> Dataset:

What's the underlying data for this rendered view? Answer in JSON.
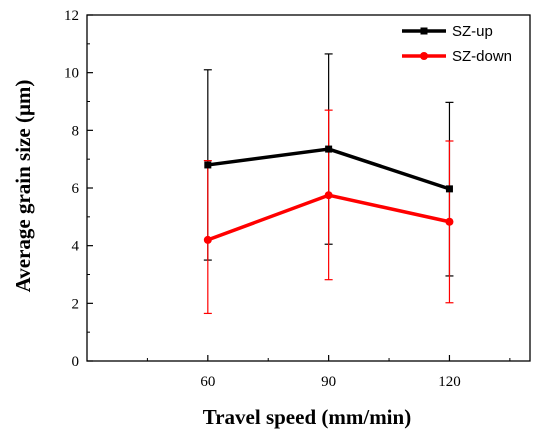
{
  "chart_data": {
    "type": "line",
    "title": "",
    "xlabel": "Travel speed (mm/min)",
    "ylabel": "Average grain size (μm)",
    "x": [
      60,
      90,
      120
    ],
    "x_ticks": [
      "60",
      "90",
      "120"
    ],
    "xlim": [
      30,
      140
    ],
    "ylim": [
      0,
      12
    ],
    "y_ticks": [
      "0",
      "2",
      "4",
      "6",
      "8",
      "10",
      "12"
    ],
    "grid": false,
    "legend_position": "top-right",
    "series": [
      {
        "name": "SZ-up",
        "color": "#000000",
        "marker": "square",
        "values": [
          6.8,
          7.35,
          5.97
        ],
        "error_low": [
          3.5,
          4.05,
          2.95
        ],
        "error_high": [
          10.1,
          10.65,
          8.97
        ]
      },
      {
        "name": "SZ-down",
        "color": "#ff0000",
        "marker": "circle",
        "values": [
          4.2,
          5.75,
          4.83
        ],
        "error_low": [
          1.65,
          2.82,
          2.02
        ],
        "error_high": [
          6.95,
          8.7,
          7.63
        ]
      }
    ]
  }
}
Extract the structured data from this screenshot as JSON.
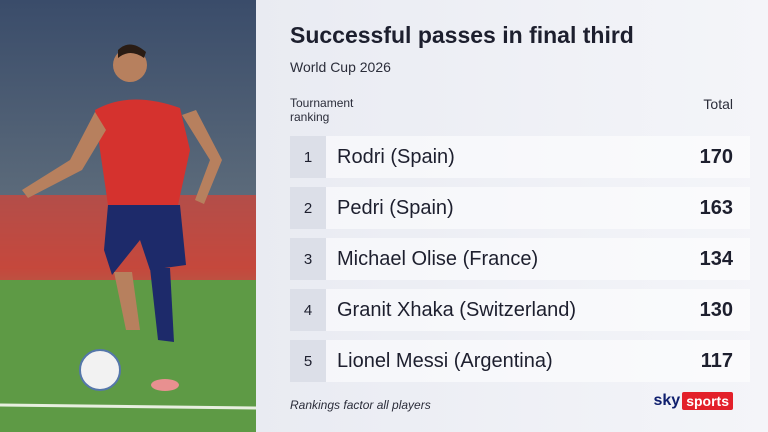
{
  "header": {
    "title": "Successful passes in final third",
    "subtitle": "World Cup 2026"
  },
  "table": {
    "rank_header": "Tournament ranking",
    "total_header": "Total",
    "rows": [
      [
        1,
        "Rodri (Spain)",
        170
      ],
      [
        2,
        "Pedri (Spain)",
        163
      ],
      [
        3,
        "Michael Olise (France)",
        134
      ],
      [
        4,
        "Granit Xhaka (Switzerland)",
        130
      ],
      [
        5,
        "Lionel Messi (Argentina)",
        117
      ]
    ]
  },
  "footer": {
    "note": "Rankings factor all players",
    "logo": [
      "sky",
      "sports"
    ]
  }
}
--
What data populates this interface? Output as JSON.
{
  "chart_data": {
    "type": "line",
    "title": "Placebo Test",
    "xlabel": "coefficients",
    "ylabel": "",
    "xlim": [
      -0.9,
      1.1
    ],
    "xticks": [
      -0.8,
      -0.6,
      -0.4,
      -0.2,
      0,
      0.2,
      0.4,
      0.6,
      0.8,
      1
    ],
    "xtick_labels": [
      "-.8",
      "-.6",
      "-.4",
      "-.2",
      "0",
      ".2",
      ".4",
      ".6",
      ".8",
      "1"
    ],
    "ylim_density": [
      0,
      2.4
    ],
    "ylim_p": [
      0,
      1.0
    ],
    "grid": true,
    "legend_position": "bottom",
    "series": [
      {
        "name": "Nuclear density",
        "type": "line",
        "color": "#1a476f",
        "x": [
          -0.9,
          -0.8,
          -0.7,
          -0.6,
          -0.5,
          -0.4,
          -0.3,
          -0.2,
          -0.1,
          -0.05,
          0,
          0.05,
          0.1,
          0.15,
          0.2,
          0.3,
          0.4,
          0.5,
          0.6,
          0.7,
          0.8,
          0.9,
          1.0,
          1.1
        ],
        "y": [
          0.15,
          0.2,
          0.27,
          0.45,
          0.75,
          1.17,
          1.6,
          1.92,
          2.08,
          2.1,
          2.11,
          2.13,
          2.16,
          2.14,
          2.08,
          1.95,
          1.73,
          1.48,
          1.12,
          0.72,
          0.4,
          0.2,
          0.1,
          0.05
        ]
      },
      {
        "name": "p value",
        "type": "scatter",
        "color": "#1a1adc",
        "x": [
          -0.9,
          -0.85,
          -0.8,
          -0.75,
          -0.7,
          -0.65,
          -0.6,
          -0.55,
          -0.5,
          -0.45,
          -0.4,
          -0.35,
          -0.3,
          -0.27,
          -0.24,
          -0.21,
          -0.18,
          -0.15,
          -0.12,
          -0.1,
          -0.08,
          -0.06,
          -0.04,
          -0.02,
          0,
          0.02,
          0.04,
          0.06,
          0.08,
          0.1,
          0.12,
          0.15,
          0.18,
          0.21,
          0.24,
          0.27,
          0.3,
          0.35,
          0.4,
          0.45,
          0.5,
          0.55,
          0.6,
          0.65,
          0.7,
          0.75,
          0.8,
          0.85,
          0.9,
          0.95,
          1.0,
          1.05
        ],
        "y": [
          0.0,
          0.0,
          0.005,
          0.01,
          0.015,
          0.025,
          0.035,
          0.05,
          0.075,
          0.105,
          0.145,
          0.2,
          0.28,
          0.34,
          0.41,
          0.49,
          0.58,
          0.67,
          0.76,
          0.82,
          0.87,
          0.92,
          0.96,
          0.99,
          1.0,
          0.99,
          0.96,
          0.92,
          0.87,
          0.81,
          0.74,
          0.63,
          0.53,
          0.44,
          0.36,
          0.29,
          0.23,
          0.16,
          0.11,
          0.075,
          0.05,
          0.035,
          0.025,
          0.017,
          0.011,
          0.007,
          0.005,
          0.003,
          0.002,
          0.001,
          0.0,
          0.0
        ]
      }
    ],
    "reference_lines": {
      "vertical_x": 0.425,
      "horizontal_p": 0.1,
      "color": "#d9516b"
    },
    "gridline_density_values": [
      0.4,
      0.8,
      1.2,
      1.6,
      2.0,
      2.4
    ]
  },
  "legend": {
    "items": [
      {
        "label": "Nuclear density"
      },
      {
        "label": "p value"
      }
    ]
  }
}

> Task prompt:
Pick out each line containing the string "JSON" and copy it.

> Exercise answer:
What's the underlying data for this rendered view? Answer in JSON.
Extract the structured data from this screenshot as JSON.
What data populates this interface? Output as JSON.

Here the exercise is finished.